» **Records**:
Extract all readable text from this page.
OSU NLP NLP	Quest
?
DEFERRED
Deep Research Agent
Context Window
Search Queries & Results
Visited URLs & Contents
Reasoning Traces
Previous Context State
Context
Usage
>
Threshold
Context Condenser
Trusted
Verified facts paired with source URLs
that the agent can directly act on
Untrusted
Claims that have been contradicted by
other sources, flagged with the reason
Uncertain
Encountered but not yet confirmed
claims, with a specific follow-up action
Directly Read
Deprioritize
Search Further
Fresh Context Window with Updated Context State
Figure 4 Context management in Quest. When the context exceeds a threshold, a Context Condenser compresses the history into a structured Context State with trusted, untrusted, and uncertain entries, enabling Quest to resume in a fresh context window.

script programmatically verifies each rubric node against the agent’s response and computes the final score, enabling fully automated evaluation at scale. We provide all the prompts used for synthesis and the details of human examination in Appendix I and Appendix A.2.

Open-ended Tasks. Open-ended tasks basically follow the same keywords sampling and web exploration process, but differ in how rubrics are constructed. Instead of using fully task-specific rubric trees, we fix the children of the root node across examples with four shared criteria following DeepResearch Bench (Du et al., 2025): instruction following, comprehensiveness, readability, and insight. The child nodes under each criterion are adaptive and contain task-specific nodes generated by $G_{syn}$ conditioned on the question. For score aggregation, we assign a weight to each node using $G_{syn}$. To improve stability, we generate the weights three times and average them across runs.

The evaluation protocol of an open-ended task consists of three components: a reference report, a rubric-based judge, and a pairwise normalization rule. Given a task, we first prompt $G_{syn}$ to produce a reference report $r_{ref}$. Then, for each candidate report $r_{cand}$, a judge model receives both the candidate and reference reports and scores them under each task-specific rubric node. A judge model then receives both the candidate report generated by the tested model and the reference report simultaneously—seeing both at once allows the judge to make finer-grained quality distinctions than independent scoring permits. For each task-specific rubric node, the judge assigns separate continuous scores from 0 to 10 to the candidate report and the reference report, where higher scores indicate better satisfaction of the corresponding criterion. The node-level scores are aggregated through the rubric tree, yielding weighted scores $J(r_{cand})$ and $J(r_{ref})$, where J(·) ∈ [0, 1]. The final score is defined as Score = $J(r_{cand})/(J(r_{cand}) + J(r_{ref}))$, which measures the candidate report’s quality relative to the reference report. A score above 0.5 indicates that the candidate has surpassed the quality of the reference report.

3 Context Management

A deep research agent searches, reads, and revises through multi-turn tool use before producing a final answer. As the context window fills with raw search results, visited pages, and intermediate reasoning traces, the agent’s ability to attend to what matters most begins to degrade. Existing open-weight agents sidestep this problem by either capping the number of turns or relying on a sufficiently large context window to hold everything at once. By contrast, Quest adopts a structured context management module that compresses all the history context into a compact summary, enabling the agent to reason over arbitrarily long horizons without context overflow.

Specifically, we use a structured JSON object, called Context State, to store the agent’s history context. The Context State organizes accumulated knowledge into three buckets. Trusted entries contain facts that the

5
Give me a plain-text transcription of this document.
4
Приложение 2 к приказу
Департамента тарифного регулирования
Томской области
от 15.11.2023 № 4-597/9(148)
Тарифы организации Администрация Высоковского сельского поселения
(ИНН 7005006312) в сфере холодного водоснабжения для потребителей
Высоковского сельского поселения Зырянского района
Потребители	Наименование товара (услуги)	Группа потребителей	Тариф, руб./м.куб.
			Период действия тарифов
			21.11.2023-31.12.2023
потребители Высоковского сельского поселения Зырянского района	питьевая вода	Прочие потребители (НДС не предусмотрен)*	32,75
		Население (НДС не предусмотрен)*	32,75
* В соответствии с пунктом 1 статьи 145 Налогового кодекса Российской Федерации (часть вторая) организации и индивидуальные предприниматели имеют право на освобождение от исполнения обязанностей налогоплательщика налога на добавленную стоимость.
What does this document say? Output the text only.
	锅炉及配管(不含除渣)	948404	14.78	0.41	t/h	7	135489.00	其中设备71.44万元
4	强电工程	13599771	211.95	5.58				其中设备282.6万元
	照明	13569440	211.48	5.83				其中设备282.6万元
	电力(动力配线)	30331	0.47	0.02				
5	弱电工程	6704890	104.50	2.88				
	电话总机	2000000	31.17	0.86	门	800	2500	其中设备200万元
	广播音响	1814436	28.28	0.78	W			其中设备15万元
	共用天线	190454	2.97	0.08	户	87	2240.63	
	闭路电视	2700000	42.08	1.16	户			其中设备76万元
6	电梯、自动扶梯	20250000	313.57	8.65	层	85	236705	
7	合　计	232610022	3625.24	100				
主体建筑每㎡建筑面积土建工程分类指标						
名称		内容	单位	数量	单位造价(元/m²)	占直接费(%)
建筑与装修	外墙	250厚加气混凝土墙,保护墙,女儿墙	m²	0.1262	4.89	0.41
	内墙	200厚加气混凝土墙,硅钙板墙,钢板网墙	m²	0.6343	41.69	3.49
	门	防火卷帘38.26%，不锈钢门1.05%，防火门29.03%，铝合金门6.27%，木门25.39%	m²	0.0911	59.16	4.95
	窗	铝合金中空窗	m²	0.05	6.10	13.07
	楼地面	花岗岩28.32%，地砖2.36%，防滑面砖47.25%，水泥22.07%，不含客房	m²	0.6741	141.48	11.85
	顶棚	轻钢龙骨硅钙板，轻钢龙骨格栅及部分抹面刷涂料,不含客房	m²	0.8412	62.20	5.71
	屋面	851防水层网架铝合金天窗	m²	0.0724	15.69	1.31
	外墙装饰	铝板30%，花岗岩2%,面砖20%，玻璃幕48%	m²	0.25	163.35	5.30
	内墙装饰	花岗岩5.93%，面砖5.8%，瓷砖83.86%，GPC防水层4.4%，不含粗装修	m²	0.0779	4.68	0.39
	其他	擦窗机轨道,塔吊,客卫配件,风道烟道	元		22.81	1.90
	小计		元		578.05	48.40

» **What is being asked**: Repeat all of the entries exactly.

» **The response**:
Extract all readable text from this page.
OSU NLP NLP	Quest
?
DEFERRED
Deep Research Agent
Context Window
Search Queries & Results
Visited URLs & Contents
Reasoning Traces
Previous Context State
Context
Usage
>
Threshold
Context Condenser
Trusted
Verified facts paired with source URLs
that the agent can directly act on
Untrusted
Claims that have been contradicted by
other sources, flagged with the reason
Uncertain
Encountered but not yet confirmed
claims, with a specific follow-up action
Directly Read
Deprioritize
Search Further
Fresh Context Window with Updated Context State
Figure 4 Context management in Quest. When the context exceeds a threshold, a Context Condenser compresses the history into a structured Context State with trusted, untrusted, and uncertain entries, enabling Quest to resume in a fresh context window.

script programmatically verifies each rubric node against the agent’s response and computes the final score, enabling fully automated evaluation at scale. We provide all the prompts used for synthesis and the details of human examination in Appendix I and Appendix A.2.

Open-ended Tasks. Open-ended tasks basically follow the same keywords sampling and web exploration process, but differ in how rubrics are constructed. Instead of using fully task-specific rubric trees, we fix the children of the root node across examples with four shared criteria following DeepResearch Bench (Du et al., 2025): instruction following, comprehensiveness, readability, and insight. The child nodes under each criterion are adaptive and contain task-specific nodes generated by $G_{syn}$ conditioned on the question. For score aggregation, we assign a weight to each node using $G_{syn}$. To improve stability, we generate the weights three times and average them across runs.

The evaluation protocol of an open-ended task consists of three components: a reference report, a rubric-based judge, and a pairwise normalization rule. Given a task, we first prompt $G_{syn}$ to produce a reference report $r_{ref}$. Then, for each candidate report $r_{cand}$, a judge model receives both the candidate and reference reports and scores them under each task-specific rubric node. A judge model then receives both the candidate report generated by the tested model and the reference report simultaneously—seeing both at once allows the judge to make finer-grained quality distinctions than independent scoring permits. For each task-specific rubric node, the judge assigns separate continuous scores from 0 to 10 to the candidate report and the reference report, where higher scores indicate better satisfaction of the corresponding criterion. The node-level scores are aggregated through the rubric tree, yielding weighted scores $J(r_{cand})$ and $J(r_{ref})$, where J(·) ∈ [0, 1]. The final score is defined as Score = $J(r_{cand})/(J(r_{cand}) + J(r_{ref}))$, which measures the candidate report’s quality relative to the reference report. A score above 0.5 indicates that the candidate has surpassed the quality of the reference report.

3 Context Management

A deep research agent searches, reads, and revises through multi-turn tool use before producing a final answer. As the context window fills with raw search results, visited pages, and intermediate reasoning traces, the agent’s ability to attend to what matters most begins to degrade. Existing open-weight agents sidestep this problem by either capping the number of turns or relying on a sufficiently large context window to hold everything at once. By contrast, Quest adopts a structured context management module that compresses all the history context into a compact summary, enabling the agent to reason over arbitrarily long horizons without context overflow.

Specifically, we use a structured JSON object, called Context State, to store the agent’s history context. The Context State organizes accumulated knowledge into three buckets. Trusted entries contain facts that the

5
Give me a plain-text transcription of this document.
4
Приложение 2 к приказу
Департамента тарифного регулирования
Томской области
от 15.11.2023 № 4-597/9(148)
Тарифы организации Администрация Высоковского сельского поселения
(ИНН 7005006312) в сфере холодного водоснабжения для потребителей
Высоковского сельского поселения Зырянского района
Потребители	Наименование товара (услуги)	Группа потребителей	Тариф, руб./м.куб.
			Период действия тарифов
			21.11.2023-31.12.2023
потребители Высоковского сельского поселения Зырянского района	питьевая вода	Прочие потребители (НДС не предусмотрен)*	32,75
		Население (НДС не предусмотрен)*	32,75
* В соответствии с пунктом 1 статьи 145 Налогового кодекса Российской Федерации (часть вторая) организации и индивидуальные предприниматели имеют право на освобождение от исполнения обязанностей налогоплательщика налога на добавленную стоимость.
What does this document say? Output the text only.
	锅炉及配管(不含除渣)	948404	14.78	0.41	t/h	7	135489.00	其中设备71.44万元
4	强电工程	13599771	211.95	5.58				其中设备282.6万元
	照明	13569440	211.48	5.83				其中设备282.6万元
	电力(动力配线)	30331	0.47	0.02				
5	弱电工程	6704890	104.50	2.88				
	电话总机	2000000	31.17	0.86	门	800	2500	其中设备200万元
	广播音响	1814436	28.28	0.78	W			其中设备15万元
	共用天线	190454	2.97	0.08	户	87	2240.63	
	闭路电视	2700000	42.08	1.16	户			其中设备76万元
6	电梯、自动扶梯	20250000	313.57	8.65	层	85	236705	
7	合　计	232610022	3625.24	100				
主体建筑每㎡建筑面积土建工程分类指标						
名称		内容	单位	数量	单位造价(元/m²)	占直接费(%)
建筑与装修	外墙	250厚加气混凝土墙,保护墙,女儿墙	m²	0.1262	4.89	0.41
	内墙	200厚加气混凝土墙,硅钙板墙,钢板网墙	m²	0.6343	41.69	3.49
	门	防火卷帘38.26%，不锈钢门1.05%，防火门29.03%，铝合金门6.27%，木门25.39%	m²	0.0911	59.16	4.95
	窗	铝合金中空窗	m²	0.05	6.10	13.07
	楼地面	花岗岩28.32%，地砖2.36%，防滑面砖47.25%，水泥22.07%，不含客房	m²	0.6741	141.48	11.85
	顶棚	轻钢龙骨硅钙板，轻钢龙骨格栅及部分抹面刷涂料,不含客房	m²	0.8412	62.20	5.71
	屋面	851防水层网架铝合金天窗	m²	0.0724	15.69	1.31
	外墙装饰	铝板30%，花岗岩2%,面砖20%，玻璃幕48%	m²	0.25	163.35	5.30
	内墙装饰	花岗岩5.93%，面砖5.8%，瓷砖83.86%，GPC防水层4.4%，不含粗装修	m²	0.0779	4.68	0.39
	其他	擦窗机轨道,塔吊,客卫配件,风道烟道	元		22.81	1.90
	小计		元		578.05	48.40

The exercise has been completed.